TASK DIRECTIONS :: Copy every record word for word.

======== LISTED RECORDS

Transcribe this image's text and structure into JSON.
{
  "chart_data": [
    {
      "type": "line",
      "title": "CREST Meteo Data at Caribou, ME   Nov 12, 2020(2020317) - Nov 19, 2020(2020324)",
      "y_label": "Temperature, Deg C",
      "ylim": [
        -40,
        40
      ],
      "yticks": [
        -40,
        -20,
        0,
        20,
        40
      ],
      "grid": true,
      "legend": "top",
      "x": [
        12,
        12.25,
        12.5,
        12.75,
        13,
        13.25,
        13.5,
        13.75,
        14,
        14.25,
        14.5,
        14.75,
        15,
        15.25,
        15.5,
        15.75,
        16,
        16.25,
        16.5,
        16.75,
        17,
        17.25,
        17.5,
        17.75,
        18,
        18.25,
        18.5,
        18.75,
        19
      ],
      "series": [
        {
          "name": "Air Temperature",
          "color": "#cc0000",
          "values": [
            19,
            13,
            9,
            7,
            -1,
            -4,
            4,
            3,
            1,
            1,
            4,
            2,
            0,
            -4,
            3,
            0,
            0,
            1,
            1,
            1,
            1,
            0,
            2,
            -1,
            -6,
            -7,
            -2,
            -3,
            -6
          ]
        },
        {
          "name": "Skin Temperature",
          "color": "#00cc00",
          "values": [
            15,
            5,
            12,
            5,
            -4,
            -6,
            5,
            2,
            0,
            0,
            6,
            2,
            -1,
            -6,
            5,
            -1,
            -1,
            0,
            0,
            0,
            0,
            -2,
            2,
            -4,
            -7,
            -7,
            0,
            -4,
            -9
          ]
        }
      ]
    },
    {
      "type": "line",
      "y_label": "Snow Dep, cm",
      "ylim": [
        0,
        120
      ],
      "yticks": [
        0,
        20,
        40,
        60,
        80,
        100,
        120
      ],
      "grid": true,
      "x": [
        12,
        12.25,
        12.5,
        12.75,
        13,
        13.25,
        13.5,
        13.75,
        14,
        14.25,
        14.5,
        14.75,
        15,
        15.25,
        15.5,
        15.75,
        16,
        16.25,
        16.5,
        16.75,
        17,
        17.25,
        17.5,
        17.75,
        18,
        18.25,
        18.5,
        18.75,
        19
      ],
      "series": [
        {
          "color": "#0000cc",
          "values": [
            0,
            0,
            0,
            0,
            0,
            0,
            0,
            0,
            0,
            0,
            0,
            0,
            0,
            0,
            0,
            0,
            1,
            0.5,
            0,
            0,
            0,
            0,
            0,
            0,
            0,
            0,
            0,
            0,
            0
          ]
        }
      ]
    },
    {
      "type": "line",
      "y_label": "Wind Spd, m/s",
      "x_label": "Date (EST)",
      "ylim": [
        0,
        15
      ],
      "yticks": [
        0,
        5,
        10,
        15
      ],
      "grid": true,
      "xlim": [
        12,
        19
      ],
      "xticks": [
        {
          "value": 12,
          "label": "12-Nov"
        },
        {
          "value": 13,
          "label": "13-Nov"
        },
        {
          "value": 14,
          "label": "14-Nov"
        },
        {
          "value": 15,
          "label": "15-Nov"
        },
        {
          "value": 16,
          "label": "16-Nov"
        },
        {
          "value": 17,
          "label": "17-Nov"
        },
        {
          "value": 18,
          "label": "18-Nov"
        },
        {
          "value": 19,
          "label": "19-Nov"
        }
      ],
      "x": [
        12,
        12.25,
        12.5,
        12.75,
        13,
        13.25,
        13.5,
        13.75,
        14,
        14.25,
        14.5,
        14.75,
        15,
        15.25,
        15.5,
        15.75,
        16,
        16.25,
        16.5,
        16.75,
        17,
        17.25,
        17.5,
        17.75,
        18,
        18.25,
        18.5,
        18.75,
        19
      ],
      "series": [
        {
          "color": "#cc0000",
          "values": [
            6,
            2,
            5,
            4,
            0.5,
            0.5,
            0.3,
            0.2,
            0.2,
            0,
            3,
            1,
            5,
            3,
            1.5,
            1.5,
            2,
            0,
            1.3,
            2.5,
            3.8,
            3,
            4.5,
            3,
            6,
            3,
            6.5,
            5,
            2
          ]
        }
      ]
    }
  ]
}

================

TASK OUTPUT ::
Transcribe this image's text and structure into JSON.
{
  "chart_data": [
    {
      "type": "line",
      "title": "CREST Meteo Data at Caribou, ME   Nov 12, 2020(2020317) - Nov 19, 2020(2020324)",
      "y_label": "Temperature, Deg C",
      "ylim": [
        -40,
        40
      ],
      "yticks": [
        -40,
        -20,
        0,
        20,
        40
      ],
      "grid": true,
      "legend": "top",
      "x": [
        12,
        12.25,
        12.5,
        12.75,
        13,
        13.25,
        13.5,
        13.75,
        14,
        14.25,
        14.5,
        14.75,
        15,
        15.25,
        15.5,
        15.75,
        16,
        16.25,
        16.5,
        16.75,
        17,
        17.25,
        17.5,
        17.75,
        18,
        18.25,
        18.5,
        18.75,
        19
      ],
      "series": [
        {
          "name": "Air Temperature",
          "color": "#cc0000",
          "values": [
            19,
            13,
            9,
            7,
            -1,
            -4,
            4,
            3,
            1,
            1,
            4,
            2,
            0,
            -4,
            3,
            0,
            0,
            1,
            1,
            1,
            1,
            0,
            2,
            -1,
            -6,
            -7,
            -2,
            -3,
            -6
          ]
        },
        {
          "name": "Skin Temperature",
          "color": "#00cc00",
          "values": [
            15,
            5,
            12,
            5,
            -4,
            -6,
            5,
            2,
            0,
            0,
            6,
            2,
            -1,
            -6,
            5,
            -1,
            -1,
            0,
            0,
            0,
            0,
            -2,
            2,
            -4,
            -7,
            -7,
            0,
            -4,
            -9
          ]
        }
      ]
    },
    {
      "type": "line",
      "y_label": "Snow Dep, cm",
      "ylim": [
        0,
        120
      ],
      "yticks": [
        0,
        20,
        40,
        60,
        80,
        100,
        120
      ],
      "grid": true,
      "x": [
        12,
        12.25,
        12.5,
        12.75,
        13,
        13.25,
        13.5,
        13.75,
        14,
        14.25,
        14.5,
        14.75,
        15,
        15.25,
        15.5,
        15.75,
        16,
        16.25,
        16.5,
        16.75,
        17,
        17.25,
        17.5,
        17.75,
        18,
        18.25,
        18.5,
        18.75,
        19
      ],
      "series": [
        {
          "color": "#0000cc",
          "values": [
            0,
            0,
            0,
            0,
            0,
            0,
            0,
            0,
            0,
            0,
            0,
            0,
            0,
            0,
            0,
            0,
            1,
            0.5,
            0,
            0,
            0,
            0,
            0,
            0,
            0,
            0,
            0,
            0,
            0
          ]
        }
      ]
    },
    {
      "type": "line",
      "y_label": "Wind Spd, m/s",
      "x_label": "Date (EST)",
      "ylim": [
        0,
        15
      ],
      "yticks": [
        0,
        5,
        10,
        15
      ],
      "grid": true,
      "xlim": [
        12,
        19
      ],
      "xticks": [
        {
          "value": 12,
          "label": "12-Nov"
        },
        {
          "value": 13,
          "label": "13-Nov"
        },
        {
          "value": 14,
          "label": "14-Nov"
        },
        {
          "value": 15,
          "label": "15-Nov"
        },
        {
          "value": 16,
          "label": "16-Nov"
        },
        {
          "value": 17,
          "label": "17-Nov"
        },
        {
          "value": 18,
          "label": "18-Nov"
        },
        {
          "value": 19,
          "label": "19-Nov"
        }
      ],
      "x": [
        12,
        12.25,
        12.5,
        12.75,
        13,
        13.25,
        13.5,
        13.75,
        14,
        14.25,
        14.5,
        14.75,
        15,
        15.25,
        15.5,
        15.75,
        16,
        16.25,
        16.5,
        16.75,
        17,
        17.25,
        17.5,
        17.75,
        18,
        18.25,
        18.5,
        18.75,
        19
      ],
      "series": [
        {
          "color": "#cc0000",
          "values": [
            6,
            2,
            5,
            4,
            0.5,
            0.5,
            0.3,
            0.2,
            0.2,
            0,
            3,
            1,
            5,
            3,
            1.5,
            1.5,
            2,
            0,
            1.3,
            2.5,
            3.8,
            3,
            4.5,
            3,
            6,
            3,
            6.5,
            5,
            2
          ]
        }
      ]
    }
  ]
}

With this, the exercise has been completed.